# PROMPT
Restate the records that follow word for word; no pictures should appear.

[Dataset items]
===============

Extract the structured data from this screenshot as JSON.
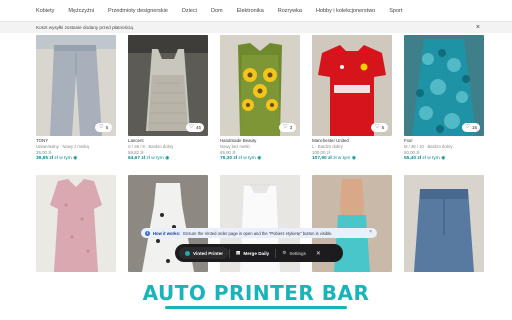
{
  "nav": {
    "categories": [
      "Kobiety",
      "Mężczyźni",
      "Przedmioty designerskie",
      "Dzieci",
      "Dom",
      "Elektronika",
      "Rozrywka",
      "Hobby i kolekcjonerstwo",
      "Sport"
    ]
  },
  "banner": {
    "text": "Koszt wysyłki zostanie dodany przed płatnością.",
    "close": "×"
  },
  "listings": [
    {
      "brand": "TONY",
      "sub": "Uniwersalny · Nowy z metką",
      "price": "35,00 zł",
      "incl": "39,85 zł",
      "incl_label": "zł w tym",
      "favs": "5"
    },
    {
      "brand": "Lancers",
      "sub": "S / 36 / 8 · Bardzo dobry",
      "price": "58,82 zł",
      "incl": "64,67 zł",
      "incl_label": "zł w tym",
      "favs": "45"
    },
    {
      "brand": "Handmade Beauty",
      "sub": "Nowy bez metki",
      "price": "65,90 zł",
      "incl": "76,30 zł",
      "incl_label": "zł w tym",
      "favs": "3"
    },
    {
      "brand": "Manchester United",
      "sub": "L · Bardzo dobry",
      "price": "100,00 zł",
      "incl": "107,90 zł",
      "incl_label": "zł w tym",
      "favs": "5"
    },
    {
      "brand": "Fiori",
      "sub": "M / 38 / 10 · Bardzo dobry",
      "price": "50,00 zł",
      "incl": "55,40 zł",
      "incl_label": "zł w tym",
      "favs": "16"
    }
  ],
  "tooltip": {
    "title": "How it works:",
    "body": "Ensure the Vinted order page is open and the \"Pobierz etykietę\" button is visible.",
    "close": "×"
  },
  "toolbar": {
    "app_label": "Vinted Printer",
    "merge_label": "Merge Daily",
    "settings_label": "Settings",
    "close": "✕"
  },
  "branding": {
    "title": "AUTO PRINTER BAR"
  },
  "colors": {
    "accent": "#18b4b9",
    "price_accent": "#0a8c8c",
    "toolbar_bg": "#1c1c1e"
  }
}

===============

# SOLUTION
Extract the structured data from this screenshot as JSON.
{
  "nav": {
    "categories": [
      "Kobiety",
      "Mężczyźni",
      "Przedmioty designerskie",
      "Dzieci",
      "Dom",
      "Elektronika",
      "Rozrywka",
      "Hobby i kolekcjonerstwo",
      "Sport"
    ]
  },
  "banner": {
    "text": "Koszt wysyłki zostanie dodany przed płatnością.",
    "close": "×"
  },
  "listings": [
    {
      "brand": "TONY",
      "sub": "Uniwersalny · Nowy z metką",
      "price": "35,00 zł",
      "incl": "39,85 zł",
      "incl_label": "zł w tym",
      "favs": "5"
    },
    {
      "brand": "Lancers",
      "sub": "S / 36 / 8 · Bardzo dobry",
      "price": "58,82 zł",
      "incl": "64,67 zł",
      "incl_label": "zł w tym",
      "favs": "45"
    },
    {
      "brand": "Handmade Beauty",
      "sub": "Nowy bez metki",
      "price": "65,90 zł",
      "incl": "76,30 zł",
      "incl_label": "zł w tym",
      "favs": "3"
    },
    {
      "brand": "Manchester United",
      "sub": "L · Bardzo dobry",
      "price": "100,00 zł",
      "incl": "107,90 zł",
      "incl_label": "zł w tym",
      "favs": "5"
    },
    {
      "brand": "Fiori",
      "sub": "M / 38 / 10 · Bardzo dobry",
      "price": "50,00 zł",
      "incl": "55,40 zł",
      "incl_label": "zł w tym",
      "favs": "16"
    }
  ],
  "tooltip": {
    "title": "How it works:",
    "body": "Ensure the Vinted order page is open and the \"Pobierz etykietę\" button is visible.",
    "close": "×"
  },
  "toolbar": {
    "app_label": "Vinted Printer",
    "merge_label": "Merge Daily",
    "settings_label": "Settings",
    "close": "✕"
  },
  "branding": {
    "title": "AUTO PRINTER BAR"
  },
  "colors": {
    "accent": "#18b4b9",
    "price_accent": "#0a8c8c",
    "toolbar_bg": "#1c1c1e"
  }
}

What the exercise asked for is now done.